Brief –
Omit the pictures and return every entry exactly as written.

Materials provided –
━━━━━━

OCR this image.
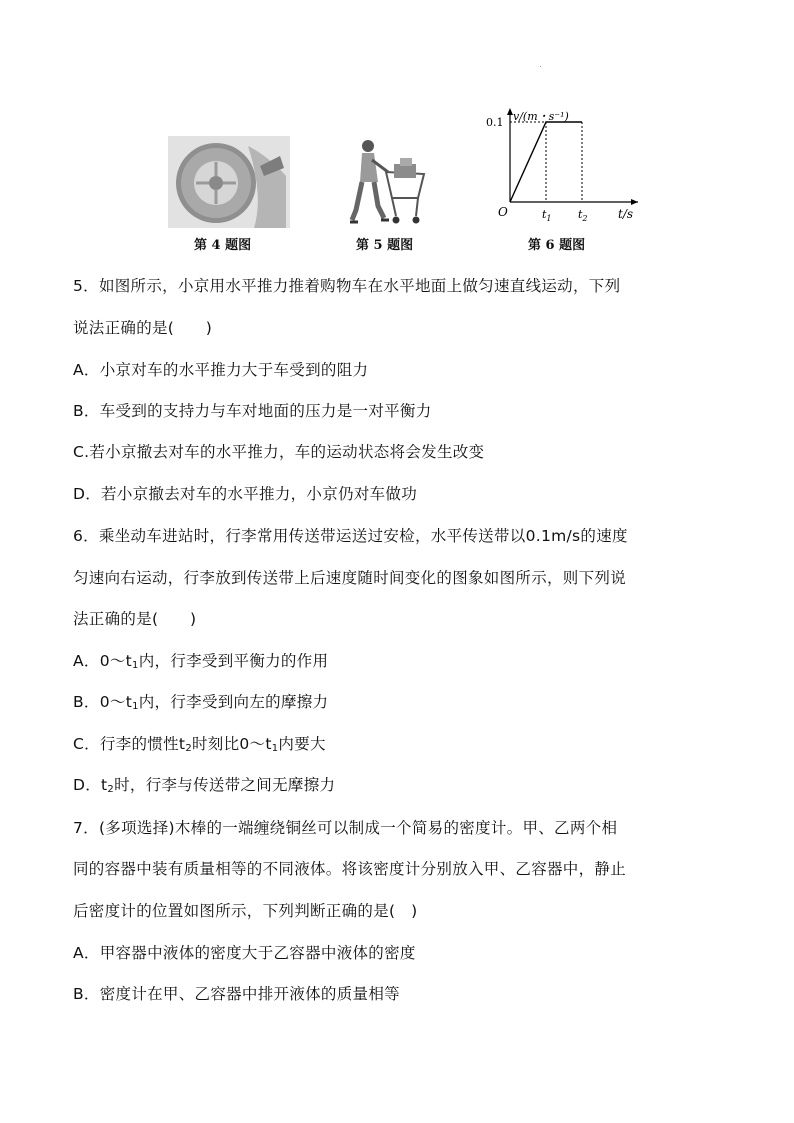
第 4 题图	第 5 题图
v/(m・s⁻¹)
t/s
O
0.1
$t_1$ $t_2$
第 6 题图
5．如图所示，小京用水平推力推着购物车在水平地面上做匀速直线运动，下列
说法正确的是(　　)
A．小京对车的水平推力大于车受到的阻力
B．车受到的支持力与车对地面的压力是一对平衡力
C.若小京撤去对车的水平推力，车的运动状态将会发生改变
D．若小京撤去对车的水平推力，小京仍对车做功
6．乘坐动车进站时，行李常用传送带运送过安检，水平传送带以0.1m/s的速度
匀速向右运动，行李放到传送带上后速度随时间变化的图象如图所示，则下列说
法正确的是(　　)
A．$0\sim t_1$内，行李受到平衡力的作用
B．$0\sim t_1$内，行李受到向左的摩擦力
C．行李的惯性$t_2$时刻比$0\sim t_1$内要大
D．$t_2$时，行李与传送带之间无摩擦力
7．(多项选择)木棒的一端缠绕铜丝可以制成一个简易的密度计。甲、乙两个相
同的容器中装有质量相等的不同液体。将该密度计分别放入甲、乙容器中，静止
后密度计的位置如图所示，下列判断正确的是(　)
A．甲容器中液体的密度大于乙容器中液体的密度
B．密度计在甲、乙容器中排开液体的质量相等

━━━━━━

Task response –
OCR this image.
第 4 题图	第 5 题图
v/(m・s⁻¹)
t/s
O
0.1
$t_1$ $t_2$
第 6 题图
5．如图所示，小京用水平推力推着购物车在水平地面上做匀速直线运动，下列
说法正确的是(　　)
A．小京对车的水平推力大于车受到的阻力
B．车受到的支持力与车对地面的压力是一对平衡力
C.若小京撤去对车的水平推力，车的运动状态将会发生改变
D．若小京撤去对车的水平推力，小京仍对车做功
6．乘坐动车进站时，行李常用传送带运送过安检，水平传送带以0.1m/s的速度
匀速向右运动，行李放到传送带上后速度随时间变化的图象如图所示，则下列说
法正确的是(　　)
A．$0\sim t_1$内，行李受到平衡力的作用
B．$0\sim t_1$内，行李受到向左的摩擦力
C．行李的惯性$t_2$时刻比$0\sim t_1$内要大
D．$t_2$时，行李与传送带之间无摩擦力
7．(多项选择)木棒的一端缠绕铜丝可以制成一个简易的密度计。甲、乙两个相
同的容器中装有质量相等的不同液体。将该密度计分别放入甲、乙容器中，静止
后密度计的位置如图所示，下列判断正确的是(　)
A．甲容器中液体的密度大于乙容器中液体的密度
B．密度计在甲、乙容器中排开液体的质量相等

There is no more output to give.